The data:
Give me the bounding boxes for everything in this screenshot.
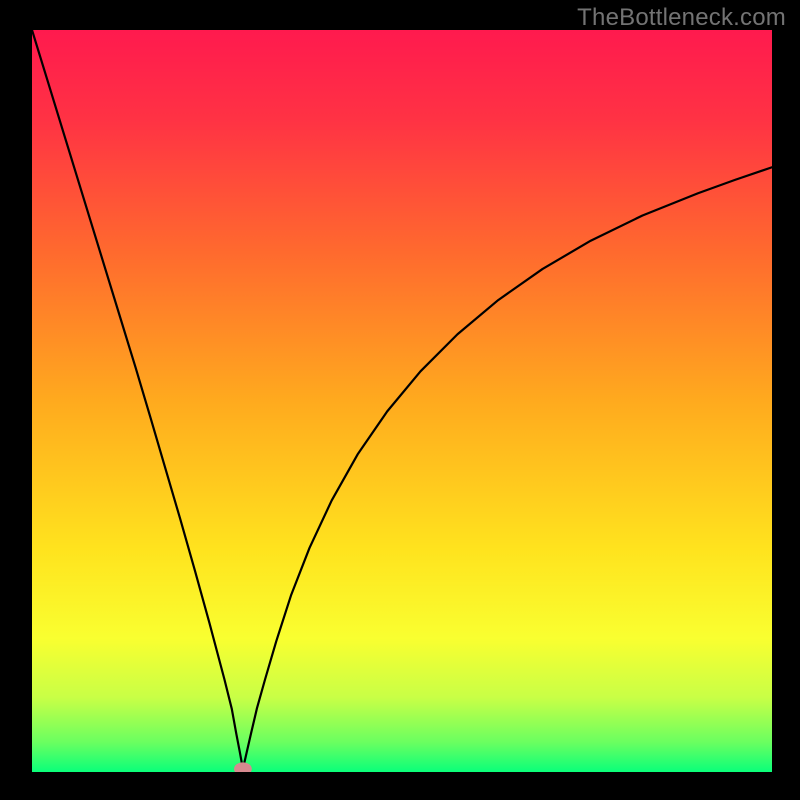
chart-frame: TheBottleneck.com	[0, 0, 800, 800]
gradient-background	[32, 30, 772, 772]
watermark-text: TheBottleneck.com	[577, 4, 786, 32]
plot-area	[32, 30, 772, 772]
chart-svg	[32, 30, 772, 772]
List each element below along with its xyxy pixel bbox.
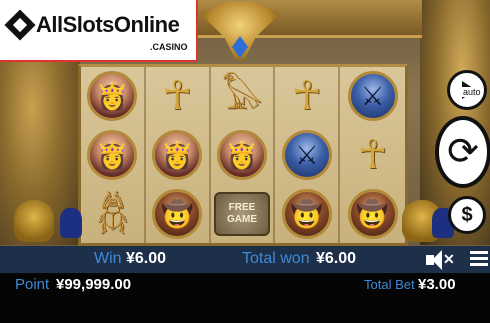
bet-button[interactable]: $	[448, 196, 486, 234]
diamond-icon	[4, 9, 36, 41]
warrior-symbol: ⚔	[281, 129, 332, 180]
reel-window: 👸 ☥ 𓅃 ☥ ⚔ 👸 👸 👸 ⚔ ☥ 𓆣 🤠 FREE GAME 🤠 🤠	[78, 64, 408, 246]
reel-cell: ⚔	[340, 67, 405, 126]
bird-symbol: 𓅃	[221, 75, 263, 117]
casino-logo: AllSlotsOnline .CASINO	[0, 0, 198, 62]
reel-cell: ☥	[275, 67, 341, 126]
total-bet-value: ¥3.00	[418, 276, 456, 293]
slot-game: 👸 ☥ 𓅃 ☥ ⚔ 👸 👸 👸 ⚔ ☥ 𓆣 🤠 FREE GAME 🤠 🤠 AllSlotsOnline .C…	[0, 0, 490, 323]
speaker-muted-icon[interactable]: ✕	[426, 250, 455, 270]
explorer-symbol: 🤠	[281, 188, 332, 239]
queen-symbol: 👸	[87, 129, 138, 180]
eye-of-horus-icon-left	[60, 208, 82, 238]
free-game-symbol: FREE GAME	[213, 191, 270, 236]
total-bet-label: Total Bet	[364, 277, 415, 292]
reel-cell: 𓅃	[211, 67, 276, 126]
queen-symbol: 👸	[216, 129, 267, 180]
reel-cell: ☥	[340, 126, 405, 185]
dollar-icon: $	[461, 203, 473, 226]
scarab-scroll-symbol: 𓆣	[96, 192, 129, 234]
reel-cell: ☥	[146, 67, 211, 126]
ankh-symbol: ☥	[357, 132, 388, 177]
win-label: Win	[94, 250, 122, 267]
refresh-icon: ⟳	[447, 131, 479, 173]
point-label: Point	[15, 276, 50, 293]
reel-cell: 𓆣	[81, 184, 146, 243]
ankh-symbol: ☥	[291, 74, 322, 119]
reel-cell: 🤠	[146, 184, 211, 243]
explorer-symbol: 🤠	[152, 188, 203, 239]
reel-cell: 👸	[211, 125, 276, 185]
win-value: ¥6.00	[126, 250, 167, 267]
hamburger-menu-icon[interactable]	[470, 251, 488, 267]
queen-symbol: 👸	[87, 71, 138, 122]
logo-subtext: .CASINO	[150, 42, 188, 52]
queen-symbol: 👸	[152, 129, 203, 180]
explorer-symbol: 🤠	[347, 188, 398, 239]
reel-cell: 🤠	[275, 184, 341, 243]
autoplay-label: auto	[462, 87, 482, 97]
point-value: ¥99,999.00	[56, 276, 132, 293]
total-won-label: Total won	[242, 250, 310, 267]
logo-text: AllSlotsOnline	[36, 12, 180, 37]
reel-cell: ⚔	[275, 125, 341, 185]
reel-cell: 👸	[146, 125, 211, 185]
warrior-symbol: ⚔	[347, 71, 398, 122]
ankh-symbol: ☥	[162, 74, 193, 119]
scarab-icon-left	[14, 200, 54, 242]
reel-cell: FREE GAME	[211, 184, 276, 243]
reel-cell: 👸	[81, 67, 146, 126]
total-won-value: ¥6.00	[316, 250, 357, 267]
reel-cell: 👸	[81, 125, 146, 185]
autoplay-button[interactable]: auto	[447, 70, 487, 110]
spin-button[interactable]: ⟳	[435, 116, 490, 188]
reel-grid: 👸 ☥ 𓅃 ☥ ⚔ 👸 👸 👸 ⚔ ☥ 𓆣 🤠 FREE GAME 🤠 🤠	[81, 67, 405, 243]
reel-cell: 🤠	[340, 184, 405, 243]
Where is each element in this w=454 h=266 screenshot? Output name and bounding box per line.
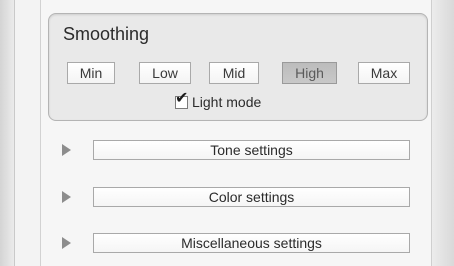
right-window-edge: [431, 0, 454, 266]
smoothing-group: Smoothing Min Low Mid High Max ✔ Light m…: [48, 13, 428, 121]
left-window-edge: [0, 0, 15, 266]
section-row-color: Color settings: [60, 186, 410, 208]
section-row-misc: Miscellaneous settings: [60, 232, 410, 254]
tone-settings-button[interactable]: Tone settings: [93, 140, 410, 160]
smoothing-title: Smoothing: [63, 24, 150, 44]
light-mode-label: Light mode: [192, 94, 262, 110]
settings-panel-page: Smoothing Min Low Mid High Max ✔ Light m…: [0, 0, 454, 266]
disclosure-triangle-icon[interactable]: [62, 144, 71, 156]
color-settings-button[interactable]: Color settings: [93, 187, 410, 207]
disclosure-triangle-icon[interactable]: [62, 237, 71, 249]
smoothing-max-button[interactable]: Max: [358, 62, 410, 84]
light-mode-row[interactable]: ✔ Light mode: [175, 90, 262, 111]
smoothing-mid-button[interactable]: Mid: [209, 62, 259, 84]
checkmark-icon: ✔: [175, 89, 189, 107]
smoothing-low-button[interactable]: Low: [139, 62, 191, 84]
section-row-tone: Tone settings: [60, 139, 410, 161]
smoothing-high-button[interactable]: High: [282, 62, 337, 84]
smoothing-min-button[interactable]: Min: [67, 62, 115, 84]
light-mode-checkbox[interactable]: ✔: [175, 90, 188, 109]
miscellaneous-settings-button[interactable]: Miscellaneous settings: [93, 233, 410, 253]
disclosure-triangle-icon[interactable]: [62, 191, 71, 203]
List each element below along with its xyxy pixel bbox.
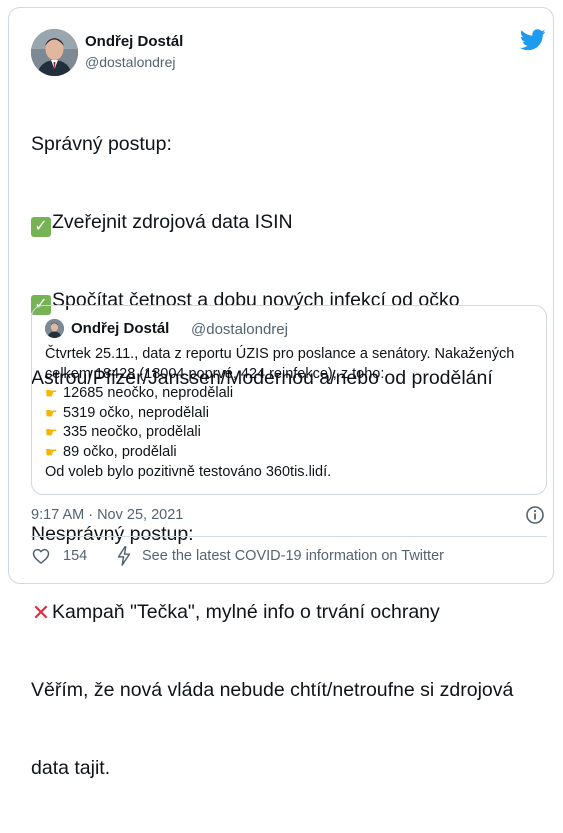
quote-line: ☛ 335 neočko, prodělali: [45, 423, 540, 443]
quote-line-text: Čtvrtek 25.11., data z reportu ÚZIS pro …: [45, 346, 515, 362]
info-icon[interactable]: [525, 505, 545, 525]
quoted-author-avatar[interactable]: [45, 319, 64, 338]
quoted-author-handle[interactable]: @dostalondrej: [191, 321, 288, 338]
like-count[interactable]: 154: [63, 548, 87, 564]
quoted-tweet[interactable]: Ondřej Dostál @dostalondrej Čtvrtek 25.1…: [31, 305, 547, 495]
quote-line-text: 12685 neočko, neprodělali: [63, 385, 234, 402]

What the task asks:
Copy out every row above with "xyxy pixel bbox" swapped for "pixel bounding box" and nothing else changed. Leave out the pictures.

Reply to the exercise:
Give me the bounding boxes for everything in this screenshot.
chart-frame: TheBottleneck.com	[0, 0, 800, 800]
gradient-background	[32, 30, 772, 772]
watermark-text: TheBottleneck.com	[577, 4, 786, 32]
plot-area	[32, 30, 772, 772]
chart-svg	[32, 30, 772, 772]
List each element below along with its pixel bounding box.
bet-button[interactable]: $	[448, 196, 486, 234]
diamond-icon	[4, 9, 36, 41]
warrior-symbol: ⚔	[281, 129, 332, 180]
reel-window: 👸 ☥ 𓅃 ☥ ⚔ 👸 👸 👸 ⚔ ☥ 𓆣 🤠 FREE GAME 🤠 🤠	[78, 64, 408, 246]
reel-cell: ⚔	[340, 67, 405, 126]
bird-symbol: 𓅃	[221, 75, 263, 117]
casino-logo: AllSlotsOnline .CASINO	[0, 0, 198, 62]
reel-cell: ☥	[275, 67, 341, 126]
total-bet-value: ¥3.00	[418, 276, 456, 293]
slot-game: 👸 ☥ 𓅃 ☥ ⚔ 👸 👸 👸 ⚔ ☥ 𓆣 🤠 FREE GAME 🤠 🤠 AllSlotsOnline .C…	[0, 0, 490, 323]
speaker-muted-icon[interactable]: ✕	[426, 250, 455, 270]
explorer-symbol: 🤠	[281, 188, 332, 239]
queen-symbol: 👸	[87, 129, 138, 180]
eye-of-horus-icon-left	[60, 208, 82, 238]
free-game-symbol: FREE GAME	[213, 191, 270, 236]
total-bet-label: Total Bet	[364, 277, 415, 292]
reel-cell: 𓅃	[211, 67, 276, 126]
queen-symbol: 👸	[216, 129, 267, 180]
reel-cell: ☥	[340, 126, 405, 185]
dollar-icon: $	[461, 203, 473, 226]
scarab-scroll-symbol: 𓆣	[96, 192, 129, 234]
reel-cell: ☥	[146, 67, 211, 126]
ankh-symbol: ☥	[357, 132, 388, 177]
win-label: Win	[94, 250, 122, 267]
refresh-icon: ⟳	[447, 131, 479, 173]
point-label: Point	[15, 276, 50, 293]
reel-cell: 𓆣	[81, 184, 146, 243]
ankh-symbol: ☥	[291, 74, 322, 119]
reel-cell: 🤠	[146, 184, 211, 243]
explorer-symbol: 🤠	[152, 188, 203, 239]
reel-cell: 👸	[211, 125, 276, 185]
win-value: ¥6.00	[126, 250, 167, 267]
hamburger-menu-icon[interactable]	[470, 251, 488, 267]
queen-symbol: 👸	[87, 71, 138, 122]
logo-subtext: .CASINO	[150, 42, 188, 52]
queen-symbol: 👸	[152, 129, 203, 180]
explorer-symbol: 🤠	[347, 188, 398, 239]
reel-cell: 🤠	[275, 184, 341, 243]
autoplay-label: auto	[462, 87, 482, 97]
point-value: ¥99,999.00	[56, 276, 132, 293]
total-won-label: Total won	[242, 250, 310, 267]
logo-text: AllSlotsOnline	[36, 12, 180, 37]
reel-cell: ⚔	[275, 125, 341, 185]
reel-cell: 👸	[146, 125, 211, 185]
warrior-symbol: ⚔	[347, 71, 398, 122]
ankh-symbol: ☥	[162, 74, 193, 119]
scarab-icon-left	[14, 200, 54, 242]
reel-cell: FREE GAME	[211, 184, 276, 243]
reel-cell: 👸	[81, 67, 146, 126]
total-won-value: ¥6.00	[316, 250, 357, 267]
reel-cell: 👸	[81, 125, 146, 185]
autoplay-button[interactable]: auto	[447, 70, 487, 110]
spin-button[interactable]: ⟳	[435, 116, 490, 188]
reel-grid: 👸 ☥ 𓅃 ☥ ⚔ 👸 👸 👸 ⚔ ☥ 𓆣 🤠 FREE GAME 🤠 🤠	[81, 67, 405, 243]
reel-cell: 🤠	[340, 184, 405, 243]
Where is each element in this w=454 h=266 screenshot? Output name and bounding box per line.
right-window-edge: [431, 0, 454, 266]
smoothing-group: Smoothing Min Low Mid High Max ✔ Light m…: [48, 13, 428, 121]
left-window-edge: [0, 0, 15, 266]
section-row-color: Color settings: [60, 186, 410, 208]
section-row-misc: Miscellaneous settings: [60, 232, 410, 254]
tone-settings-button[interactable]: Tone settings: [93, 140, 410, 160]
smoothing-title: Smoothing: [63, 24, 150, 44]
light-mode-label: Light mode: [192, 94, 262, 110]
settings-panel-page: Smoothing Min Low Mid High Max ✔ Light m…: [0, 0, 454, 266]
disclosure-triangle-icon[interactable]: [62, 144, 71, 156]
color-settings-button[interactable]: Color settings: [93, 187, 410, 207]
disclosure-triangle-icon[interactable]: [62, 237, 71, 249]
smoothing-max-button[interactable]: Max: [358, 62, 410, 84]
light-mode-row[interactable]: ✔ Light mode: [175, 90, 262, 111]
smoothing-mid-button[interactable]: Mid: [209, 62, 259, 84]
checkmark-icon: ✔: [175, 89, 189, 107]
smoothing-low-button[interactable]: Low: [139, 62, 191, 84]
section-row-tone: Tone settings: [60, 139, 410, 161]
smoothing-high-button[interactable]: High: [282, 62, 337, 84]
smoothing-min-button[interactable]: Min: [67, 62, 115, 84]
light-mode-checkbox[interactable]: ✔: [175, 90, 188, 109]
miscellaneous-settings-button[interactable]: Miscellaneous settings: [93, 233, 410, 253]
disclosure-triangle-icon[interactable]: [62, 191, 71, 203]
List each element below along with its pixel bounding box.
quote-line: ☛ 335 neočko, prodělali: [45, 423, 540, 443]
quote-line-text: Čtvrtek 25.11., data z reportu ÚZIS pro …: [45, 346, 515, 362]
info-icon[interactable]: [525, 505, 545, 525]
quoted-author-avatar[interactable]: [45, 319, 64, 338]
quoted-author-handle[interactable]: @dostalondrej: [191, 321, 288, 338]
like-count[interactable]: 154: [63, 548, 87, 564]
quoted-tweet[interactable]: Ondřej Dostál @dostalondrej Čtvrtek 25.1…: [31, 305, 547, 495]
quote-line-text: 12685 neočko, neprodělali: [63, 385, 234, 402]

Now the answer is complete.